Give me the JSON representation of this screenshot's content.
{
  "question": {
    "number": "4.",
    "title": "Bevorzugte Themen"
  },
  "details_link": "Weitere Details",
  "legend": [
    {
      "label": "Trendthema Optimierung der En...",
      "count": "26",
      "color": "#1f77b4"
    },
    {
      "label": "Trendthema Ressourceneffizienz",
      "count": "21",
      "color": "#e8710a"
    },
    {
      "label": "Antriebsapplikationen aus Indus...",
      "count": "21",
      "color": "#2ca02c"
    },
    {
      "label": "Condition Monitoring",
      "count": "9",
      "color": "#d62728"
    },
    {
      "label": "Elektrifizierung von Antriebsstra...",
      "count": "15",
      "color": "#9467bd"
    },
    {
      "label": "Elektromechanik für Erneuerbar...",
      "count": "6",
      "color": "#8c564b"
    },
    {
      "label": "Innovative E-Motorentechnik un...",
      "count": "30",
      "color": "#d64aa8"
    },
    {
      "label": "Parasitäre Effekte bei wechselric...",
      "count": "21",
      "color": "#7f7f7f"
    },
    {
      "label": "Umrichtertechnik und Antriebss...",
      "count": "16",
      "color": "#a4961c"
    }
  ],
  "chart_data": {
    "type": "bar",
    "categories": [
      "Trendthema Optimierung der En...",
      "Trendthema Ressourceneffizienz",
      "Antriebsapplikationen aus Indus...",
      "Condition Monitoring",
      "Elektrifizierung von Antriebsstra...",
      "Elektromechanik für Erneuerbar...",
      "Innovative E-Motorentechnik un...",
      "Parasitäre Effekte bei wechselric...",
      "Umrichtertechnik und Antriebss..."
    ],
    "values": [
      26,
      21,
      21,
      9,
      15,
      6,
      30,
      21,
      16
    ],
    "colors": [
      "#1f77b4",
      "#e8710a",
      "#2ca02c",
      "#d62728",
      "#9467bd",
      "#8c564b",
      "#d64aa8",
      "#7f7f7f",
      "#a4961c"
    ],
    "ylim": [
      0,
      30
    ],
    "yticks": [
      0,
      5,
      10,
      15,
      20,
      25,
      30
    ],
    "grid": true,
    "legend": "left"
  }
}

▶ _Written request_:
Read the data above and pull out each line that holds the string "Antriebsapplikationen".

▶ _Solution for this task_:
      "label": "Antriebsapplikationen aus Indus...",
      "Antriebsapplikationen aus Indus...",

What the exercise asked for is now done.